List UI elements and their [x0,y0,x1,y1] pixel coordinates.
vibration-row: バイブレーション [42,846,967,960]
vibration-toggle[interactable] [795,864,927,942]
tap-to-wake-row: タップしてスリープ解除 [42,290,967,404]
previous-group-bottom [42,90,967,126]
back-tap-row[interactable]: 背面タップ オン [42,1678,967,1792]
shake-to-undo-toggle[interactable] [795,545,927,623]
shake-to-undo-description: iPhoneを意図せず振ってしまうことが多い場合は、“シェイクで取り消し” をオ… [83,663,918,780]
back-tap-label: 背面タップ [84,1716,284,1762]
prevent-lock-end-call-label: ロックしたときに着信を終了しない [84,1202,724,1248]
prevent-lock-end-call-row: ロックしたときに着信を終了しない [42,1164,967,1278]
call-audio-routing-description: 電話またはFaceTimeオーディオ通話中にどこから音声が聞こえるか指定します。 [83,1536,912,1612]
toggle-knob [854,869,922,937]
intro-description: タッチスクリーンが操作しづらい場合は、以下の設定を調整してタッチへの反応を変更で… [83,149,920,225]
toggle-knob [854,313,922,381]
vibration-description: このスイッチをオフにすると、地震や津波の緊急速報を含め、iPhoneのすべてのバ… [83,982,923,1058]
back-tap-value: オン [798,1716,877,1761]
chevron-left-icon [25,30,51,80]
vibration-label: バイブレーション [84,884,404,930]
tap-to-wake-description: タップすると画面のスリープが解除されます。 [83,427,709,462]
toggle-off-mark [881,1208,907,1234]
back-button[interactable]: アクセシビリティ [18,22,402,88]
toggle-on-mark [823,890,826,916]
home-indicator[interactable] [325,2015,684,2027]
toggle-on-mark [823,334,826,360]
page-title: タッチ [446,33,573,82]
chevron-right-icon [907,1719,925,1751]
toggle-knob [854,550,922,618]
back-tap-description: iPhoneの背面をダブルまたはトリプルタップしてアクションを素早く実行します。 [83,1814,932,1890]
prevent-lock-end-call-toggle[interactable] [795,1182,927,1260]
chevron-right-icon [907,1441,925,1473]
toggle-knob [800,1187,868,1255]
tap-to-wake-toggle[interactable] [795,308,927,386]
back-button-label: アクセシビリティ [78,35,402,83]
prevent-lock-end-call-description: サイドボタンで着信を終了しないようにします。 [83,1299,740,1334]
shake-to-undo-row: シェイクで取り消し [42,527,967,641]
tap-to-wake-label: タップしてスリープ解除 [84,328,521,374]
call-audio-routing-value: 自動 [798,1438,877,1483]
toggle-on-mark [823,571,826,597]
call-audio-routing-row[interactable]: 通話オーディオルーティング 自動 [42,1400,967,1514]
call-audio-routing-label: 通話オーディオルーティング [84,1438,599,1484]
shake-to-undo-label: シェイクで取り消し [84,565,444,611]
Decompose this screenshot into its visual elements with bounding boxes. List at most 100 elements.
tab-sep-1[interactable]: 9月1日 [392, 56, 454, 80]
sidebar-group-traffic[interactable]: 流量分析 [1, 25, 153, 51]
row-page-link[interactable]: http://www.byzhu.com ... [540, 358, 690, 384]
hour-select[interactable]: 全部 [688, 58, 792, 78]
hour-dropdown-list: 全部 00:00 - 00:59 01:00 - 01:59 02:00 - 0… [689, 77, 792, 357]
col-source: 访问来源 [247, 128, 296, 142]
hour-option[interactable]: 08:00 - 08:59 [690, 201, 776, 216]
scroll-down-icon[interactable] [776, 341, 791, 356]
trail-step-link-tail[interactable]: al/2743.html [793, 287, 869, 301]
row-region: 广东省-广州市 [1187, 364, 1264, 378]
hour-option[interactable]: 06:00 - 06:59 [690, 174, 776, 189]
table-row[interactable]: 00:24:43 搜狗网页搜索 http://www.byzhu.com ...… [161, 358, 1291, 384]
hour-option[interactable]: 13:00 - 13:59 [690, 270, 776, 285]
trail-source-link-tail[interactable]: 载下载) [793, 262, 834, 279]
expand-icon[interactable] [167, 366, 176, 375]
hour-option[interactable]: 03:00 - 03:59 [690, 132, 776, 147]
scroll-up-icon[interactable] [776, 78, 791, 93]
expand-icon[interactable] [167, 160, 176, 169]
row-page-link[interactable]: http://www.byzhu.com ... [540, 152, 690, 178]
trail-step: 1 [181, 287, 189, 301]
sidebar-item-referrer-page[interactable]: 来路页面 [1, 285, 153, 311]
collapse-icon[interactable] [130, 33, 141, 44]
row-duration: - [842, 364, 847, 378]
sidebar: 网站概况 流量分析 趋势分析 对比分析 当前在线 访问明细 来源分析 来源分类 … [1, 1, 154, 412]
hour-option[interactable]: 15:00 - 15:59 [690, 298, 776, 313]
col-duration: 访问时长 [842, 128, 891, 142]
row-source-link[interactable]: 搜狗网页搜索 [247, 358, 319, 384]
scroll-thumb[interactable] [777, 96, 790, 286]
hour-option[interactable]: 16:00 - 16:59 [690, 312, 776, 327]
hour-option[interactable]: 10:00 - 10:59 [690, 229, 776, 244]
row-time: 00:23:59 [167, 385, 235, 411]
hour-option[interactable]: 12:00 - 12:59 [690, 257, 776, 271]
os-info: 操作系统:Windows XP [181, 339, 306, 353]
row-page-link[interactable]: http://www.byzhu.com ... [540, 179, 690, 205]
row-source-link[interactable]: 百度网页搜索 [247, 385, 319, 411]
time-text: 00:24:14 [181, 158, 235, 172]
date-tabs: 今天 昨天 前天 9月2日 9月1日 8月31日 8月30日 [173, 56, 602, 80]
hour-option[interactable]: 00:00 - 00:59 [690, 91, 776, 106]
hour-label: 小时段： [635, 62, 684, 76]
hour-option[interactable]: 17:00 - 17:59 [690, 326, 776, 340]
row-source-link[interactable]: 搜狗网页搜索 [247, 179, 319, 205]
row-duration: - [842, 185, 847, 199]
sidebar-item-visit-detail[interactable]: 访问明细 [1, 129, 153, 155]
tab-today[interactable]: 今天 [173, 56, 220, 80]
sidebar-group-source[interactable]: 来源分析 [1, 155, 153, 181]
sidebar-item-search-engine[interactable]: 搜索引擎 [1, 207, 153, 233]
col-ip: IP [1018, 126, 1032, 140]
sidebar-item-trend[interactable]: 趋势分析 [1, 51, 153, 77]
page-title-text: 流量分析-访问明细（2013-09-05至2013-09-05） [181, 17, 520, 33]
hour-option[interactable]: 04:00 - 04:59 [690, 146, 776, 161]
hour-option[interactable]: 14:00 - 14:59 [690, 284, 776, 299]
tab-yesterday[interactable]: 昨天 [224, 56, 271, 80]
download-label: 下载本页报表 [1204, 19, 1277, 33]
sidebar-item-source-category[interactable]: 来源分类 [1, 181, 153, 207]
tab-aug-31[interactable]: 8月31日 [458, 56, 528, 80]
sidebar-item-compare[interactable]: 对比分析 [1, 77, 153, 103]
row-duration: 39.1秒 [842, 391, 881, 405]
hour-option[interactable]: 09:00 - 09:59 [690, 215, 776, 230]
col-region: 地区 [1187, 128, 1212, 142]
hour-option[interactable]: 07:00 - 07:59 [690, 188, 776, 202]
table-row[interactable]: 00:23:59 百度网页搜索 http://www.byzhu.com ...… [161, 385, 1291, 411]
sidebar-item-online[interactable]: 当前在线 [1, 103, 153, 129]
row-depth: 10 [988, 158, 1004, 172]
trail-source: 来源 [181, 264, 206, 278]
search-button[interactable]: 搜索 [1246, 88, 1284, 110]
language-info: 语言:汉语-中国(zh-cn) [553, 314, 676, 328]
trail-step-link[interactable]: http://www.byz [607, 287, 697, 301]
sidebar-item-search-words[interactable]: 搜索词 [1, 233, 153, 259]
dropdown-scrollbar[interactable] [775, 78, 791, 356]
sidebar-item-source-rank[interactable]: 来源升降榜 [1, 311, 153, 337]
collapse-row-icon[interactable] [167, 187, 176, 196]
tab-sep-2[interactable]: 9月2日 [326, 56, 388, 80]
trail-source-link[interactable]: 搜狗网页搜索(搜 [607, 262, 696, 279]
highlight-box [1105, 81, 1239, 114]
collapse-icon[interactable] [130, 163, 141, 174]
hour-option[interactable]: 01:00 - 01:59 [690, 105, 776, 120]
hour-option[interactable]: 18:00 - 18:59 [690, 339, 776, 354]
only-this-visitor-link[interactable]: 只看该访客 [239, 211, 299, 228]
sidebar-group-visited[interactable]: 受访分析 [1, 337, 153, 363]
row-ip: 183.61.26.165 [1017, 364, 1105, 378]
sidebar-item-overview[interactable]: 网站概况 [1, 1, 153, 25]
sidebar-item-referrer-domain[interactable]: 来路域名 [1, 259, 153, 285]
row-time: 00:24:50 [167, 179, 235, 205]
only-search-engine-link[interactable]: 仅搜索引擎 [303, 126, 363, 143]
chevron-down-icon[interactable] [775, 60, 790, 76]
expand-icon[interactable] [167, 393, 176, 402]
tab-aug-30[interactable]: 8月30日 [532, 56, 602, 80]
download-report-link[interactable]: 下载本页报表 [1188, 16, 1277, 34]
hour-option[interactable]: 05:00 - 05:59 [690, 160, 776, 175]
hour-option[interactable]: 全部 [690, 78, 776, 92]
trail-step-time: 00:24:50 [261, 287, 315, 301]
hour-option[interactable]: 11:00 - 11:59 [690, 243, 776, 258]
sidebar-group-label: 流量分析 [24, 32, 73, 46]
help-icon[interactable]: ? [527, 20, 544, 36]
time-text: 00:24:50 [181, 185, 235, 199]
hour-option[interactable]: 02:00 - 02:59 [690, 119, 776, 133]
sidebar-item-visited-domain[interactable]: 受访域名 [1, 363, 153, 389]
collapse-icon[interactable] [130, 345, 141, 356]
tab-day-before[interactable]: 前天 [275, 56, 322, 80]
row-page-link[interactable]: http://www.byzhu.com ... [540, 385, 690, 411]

__AIM OF THE EXERCISE__: Please format the records as a Markdown table with the columns Row and Line, starting at the beginning of the records and going on through the line containing "previous-group-bottom [42,90,967,126]". Number each line and leave out blank lines.

__COMPLETED EXERCISE__:
| Row | Line |
|---|---|
| 1 | List UI elements and their [x0,y0,x1,y1] pixel coordinates. |
| 2 | vibration-row: バイブレーション [42,846,967,960] |
| 3 | vibration-toggle[interactable] [795,864,927,942] |
| 4 | tap-to-wake-row: タップしてスリープ解除 [42,290,967,404] |
| 5 | previous-group-bottom [42,90,967,126] |